__SET TASK__
Extract every line below that contains the word "自动保存到".

[Excerpts from a figure dataset]
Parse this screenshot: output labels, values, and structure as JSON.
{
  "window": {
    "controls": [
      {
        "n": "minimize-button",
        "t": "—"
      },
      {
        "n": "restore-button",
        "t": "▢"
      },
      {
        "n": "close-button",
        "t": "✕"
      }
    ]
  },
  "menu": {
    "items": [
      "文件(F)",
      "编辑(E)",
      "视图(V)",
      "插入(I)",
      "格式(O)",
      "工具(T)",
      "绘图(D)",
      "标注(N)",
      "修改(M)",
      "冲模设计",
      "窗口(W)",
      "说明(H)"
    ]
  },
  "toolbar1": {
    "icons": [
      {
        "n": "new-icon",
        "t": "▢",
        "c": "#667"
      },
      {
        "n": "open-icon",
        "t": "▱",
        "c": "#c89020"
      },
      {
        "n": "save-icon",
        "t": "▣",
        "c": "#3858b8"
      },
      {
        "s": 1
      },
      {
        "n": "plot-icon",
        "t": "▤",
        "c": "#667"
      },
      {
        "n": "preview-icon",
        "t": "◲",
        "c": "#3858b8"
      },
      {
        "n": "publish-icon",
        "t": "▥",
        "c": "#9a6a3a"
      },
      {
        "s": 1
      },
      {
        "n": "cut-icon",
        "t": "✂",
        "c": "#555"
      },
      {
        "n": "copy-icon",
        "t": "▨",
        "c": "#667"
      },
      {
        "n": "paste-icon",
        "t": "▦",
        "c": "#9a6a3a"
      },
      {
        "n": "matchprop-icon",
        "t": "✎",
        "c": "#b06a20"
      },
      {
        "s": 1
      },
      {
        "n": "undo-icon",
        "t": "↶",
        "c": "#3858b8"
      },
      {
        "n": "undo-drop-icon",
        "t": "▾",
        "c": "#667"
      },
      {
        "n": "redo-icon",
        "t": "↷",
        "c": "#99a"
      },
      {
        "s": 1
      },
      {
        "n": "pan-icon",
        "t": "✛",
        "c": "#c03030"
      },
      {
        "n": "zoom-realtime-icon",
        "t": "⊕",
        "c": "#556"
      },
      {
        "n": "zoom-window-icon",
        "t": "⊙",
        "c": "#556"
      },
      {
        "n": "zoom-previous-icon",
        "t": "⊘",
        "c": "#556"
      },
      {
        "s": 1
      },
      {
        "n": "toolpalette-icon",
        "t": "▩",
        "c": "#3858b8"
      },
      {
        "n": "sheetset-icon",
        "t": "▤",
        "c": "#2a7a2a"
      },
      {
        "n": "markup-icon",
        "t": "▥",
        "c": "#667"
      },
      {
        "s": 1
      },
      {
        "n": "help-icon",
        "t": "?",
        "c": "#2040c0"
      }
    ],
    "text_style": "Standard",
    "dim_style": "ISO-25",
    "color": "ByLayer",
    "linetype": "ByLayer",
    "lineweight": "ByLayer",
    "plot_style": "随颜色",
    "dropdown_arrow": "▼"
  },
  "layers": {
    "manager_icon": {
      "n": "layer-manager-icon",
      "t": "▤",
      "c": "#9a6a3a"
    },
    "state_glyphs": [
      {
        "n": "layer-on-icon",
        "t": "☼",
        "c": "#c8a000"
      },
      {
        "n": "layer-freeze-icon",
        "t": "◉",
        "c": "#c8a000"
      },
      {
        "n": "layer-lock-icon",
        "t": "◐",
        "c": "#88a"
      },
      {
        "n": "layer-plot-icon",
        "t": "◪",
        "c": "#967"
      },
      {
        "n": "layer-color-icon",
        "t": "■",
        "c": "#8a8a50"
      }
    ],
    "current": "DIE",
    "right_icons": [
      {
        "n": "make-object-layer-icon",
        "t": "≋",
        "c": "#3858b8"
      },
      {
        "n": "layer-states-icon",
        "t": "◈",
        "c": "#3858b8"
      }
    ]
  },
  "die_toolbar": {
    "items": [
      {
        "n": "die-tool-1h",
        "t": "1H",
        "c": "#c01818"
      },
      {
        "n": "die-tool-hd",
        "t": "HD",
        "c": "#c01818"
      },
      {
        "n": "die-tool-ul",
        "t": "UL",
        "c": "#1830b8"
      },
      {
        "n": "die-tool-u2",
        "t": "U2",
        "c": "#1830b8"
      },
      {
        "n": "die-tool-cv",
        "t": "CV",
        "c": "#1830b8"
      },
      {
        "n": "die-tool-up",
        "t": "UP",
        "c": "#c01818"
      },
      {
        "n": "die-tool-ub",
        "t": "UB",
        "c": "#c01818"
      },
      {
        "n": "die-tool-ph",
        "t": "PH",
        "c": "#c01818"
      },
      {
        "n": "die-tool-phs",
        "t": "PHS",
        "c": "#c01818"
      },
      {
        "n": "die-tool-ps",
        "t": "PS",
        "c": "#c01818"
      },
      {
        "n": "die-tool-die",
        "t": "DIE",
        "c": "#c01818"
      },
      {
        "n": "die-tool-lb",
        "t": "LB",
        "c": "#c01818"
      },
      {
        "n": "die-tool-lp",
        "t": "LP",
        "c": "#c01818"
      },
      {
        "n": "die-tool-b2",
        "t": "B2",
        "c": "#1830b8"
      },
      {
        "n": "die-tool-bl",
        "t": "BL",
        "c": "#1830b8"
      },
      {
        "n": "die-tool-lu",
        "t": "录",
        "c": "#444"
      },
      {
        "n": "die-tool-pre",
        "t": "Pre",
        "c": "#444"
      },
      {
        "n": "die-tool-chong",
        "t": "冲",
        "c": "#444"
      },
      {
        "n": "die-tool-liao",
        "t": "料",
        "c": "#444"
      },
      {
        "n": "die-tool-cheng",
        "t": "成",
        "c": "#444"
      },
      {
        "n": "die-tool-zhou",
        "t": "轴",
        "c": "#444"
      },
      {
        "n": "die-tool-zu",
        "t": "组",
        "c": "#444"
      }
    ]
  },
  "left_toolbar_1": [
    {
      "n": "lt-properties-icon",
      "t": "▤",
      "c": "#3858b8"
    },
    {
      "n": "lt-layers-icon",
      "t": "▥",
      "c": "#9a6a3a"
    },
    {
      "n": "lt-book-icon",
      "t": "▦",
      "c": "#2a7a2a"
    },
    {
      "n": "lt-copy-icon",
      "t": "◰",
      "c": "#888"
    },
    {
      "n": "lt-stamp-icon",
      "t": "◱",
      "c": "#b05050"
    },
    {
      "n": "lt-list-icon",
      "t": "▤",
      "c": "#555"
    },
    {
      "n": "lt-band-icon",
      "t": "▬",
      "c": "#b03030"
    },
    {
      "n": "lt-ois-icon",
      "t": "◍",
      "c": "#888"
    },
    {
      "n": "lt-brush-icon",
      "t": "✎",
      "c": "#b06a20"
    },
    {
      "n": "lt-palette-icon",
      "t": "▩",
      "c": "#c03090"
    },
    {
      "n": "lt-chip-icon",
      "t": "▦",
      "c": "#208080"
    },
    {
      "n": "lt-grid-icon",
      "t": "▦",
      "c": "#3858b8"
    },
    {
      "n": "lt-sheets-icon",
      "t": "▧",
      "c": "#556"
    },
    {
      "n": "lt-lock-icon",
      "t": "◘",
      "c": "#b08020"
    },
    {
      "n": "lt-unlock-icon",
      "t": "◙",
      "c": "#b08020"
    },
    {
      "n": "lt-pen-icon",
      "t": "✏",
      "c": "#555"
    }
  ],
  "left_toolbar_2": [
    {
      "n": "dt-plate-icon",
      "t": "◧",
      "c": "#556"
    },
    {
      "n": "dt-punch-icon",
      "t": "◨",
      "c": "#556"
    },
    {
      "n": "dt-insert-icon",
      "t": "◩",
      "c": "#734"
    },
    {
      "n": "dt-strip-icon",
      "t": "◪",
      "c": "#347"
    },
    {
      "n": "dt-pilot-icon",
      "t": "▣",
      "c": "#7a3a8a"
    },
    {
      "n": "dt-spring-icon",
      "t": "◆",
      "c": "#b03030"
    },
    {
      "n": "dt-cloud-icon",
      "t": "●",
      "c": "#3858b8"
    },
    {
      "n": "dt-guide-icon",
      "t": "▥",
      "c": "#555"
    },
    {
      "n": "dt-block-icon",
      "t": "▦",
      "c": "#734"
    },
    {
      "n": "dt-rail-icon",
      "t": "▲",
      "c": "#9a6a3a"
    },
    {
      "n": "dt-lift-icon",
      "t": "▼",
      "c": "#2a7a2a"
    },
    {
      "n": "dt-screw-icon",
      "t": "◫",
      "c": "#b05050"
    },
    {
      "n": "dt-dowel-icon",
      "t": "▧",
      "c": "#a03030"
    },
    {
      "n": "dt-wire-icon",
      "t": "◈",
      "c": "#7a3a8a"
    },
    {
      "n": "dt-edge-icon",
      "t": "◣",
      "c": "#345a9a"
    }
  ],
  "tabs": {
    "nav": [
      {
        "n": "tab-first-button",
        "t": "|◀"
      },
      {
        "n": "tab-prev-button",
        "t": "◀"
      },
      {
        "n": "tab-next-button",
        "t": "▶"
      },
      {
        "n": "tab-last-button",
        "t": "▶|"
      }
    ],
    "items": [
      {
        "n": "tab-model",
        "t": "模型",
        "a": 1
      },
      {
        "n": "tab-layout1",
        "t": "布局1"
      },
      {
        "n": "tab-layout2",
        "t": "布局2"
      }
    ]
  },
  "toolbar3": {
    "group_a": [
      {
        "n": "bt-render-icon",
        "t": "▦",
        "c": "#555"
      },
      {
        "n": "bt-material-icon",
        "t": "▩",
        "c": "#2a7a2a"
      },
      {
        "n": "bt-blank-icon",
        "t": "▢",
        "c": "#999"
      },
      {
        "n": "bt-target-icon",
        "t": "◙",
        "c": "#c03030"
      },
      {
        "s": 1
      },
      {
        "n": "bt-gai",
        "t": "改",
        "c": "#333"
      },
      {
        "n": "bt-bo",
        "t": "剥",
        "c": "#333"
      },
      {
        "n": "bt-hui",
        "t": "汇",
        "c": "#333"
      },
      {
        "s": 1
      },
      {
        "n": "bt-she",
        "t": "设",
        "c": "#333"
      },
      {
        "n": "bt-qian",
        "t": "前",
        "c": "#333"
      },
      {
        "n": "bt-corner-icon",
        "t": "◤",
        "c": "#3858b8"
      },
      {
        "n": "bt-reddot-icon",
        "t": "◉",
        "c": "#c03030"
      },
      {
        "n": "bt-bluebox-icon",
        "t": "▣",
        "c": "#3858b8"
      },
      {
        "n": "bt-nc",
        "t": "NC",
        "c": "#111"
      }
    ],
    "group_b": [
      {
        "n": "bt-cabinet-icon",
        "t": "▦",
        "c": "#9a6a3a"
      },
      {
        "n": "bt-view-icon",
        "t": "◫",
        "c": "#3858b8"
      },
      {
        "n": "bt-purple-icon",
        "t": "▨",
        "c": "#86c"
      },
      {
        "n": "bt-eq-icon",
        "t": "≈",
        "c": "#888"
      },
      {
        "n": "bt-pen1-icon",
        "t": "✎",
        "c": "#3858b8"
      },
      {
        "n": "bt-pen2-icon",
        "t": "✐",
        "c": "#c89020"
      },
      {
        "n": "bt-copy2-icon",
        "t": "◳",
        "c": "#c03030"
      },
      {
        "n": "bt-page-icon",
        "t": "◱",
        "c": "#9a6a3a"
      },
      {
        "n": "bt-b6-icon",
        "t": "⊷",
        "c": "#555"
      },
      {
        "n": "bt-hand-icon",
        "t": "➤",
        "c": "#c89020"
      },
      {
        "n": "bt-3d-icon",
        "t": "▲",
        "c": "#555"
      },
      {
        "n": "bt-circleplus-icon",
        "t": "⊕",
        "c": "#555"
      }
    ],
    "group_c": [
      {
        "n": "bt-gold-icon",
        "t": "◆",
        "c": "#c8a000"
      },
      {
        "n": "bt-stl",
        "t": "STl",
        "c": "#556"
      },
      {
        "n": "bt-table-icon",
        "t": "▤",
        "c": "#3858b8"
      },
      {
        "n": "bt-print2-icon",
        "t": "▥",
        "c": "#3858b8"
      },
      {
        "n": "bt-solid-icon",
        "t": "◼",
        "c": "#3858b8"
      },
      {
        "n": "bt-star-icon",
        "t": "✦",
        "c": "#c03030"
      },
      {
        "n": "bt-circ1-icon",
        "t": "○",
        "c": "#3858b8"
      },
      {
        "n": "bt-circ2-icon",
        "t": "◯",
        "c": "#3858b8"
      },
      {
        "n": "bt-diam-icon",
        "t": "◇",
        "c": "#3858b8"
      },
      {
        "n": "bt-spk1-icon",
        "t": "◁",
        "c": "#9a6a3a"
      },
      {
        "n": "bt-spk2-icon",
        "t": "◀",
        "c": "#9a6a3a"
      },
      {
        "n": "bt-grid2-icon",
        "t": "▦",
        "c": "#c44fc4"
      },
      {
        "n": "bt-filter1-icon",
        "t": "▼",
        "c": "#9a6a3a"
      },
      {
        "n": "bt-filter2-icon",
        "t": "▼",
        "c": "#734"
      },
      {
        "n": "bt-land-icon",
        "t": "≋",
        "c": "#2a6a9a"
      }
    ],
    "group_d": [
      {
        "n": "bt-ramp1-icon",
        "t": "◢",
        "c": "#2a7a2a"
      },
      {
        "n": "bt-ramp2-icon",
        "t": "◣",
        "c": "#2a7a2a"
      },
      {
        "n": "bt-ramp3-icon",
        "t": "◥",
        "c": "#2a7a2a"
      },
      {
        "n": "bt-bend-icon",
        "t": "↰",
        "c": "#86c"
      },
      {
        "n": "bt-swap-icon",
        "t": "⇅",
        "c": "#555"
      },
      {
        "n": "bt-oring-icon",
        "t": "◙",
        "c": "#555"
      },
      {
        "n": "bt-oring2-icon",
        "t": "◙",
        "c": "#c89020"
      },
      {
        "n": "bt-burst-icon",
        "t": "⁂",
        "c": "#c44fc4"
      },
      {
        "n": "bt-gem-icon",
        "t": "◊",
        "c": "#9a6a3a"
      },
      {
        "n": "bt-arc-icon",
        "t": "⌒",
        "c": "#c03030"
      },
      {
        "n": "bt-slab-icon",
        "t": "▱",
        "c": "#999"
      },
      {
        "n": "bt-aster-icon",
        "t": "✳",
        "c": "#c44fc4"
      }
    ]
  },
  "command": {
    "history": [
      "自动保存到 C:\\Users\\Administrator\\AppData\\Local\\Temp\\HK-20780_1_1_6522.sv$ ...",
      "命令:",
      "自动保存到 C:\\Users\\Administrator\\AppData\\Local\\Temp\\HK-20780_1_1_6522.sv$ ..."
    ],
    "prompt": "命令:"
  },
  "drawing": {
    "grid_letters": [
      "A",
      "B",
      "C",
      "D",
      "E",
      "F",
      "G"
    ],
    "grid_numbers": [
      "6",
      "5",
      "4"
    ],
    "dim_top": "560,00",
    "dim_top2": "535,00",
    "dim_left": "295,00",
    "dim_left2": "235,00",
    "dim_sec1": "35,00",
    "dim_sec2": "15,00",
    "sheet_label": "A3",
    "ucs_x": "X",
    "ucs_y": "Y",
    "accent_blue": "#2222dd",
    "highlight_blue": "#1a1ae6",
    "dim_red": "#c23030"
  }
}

__WRITTEN RESPONSE__
      "自动保存到 C:\\Users\\Administrator\\AppData\\Local\\Temp\\HK-20780_1_1_6522.sv$ ...",
      "自动保存到 C:\\Users\\Administrator\\AppData\\Local\\Temp\\HK-20780_1_1_6522.sv$ ..."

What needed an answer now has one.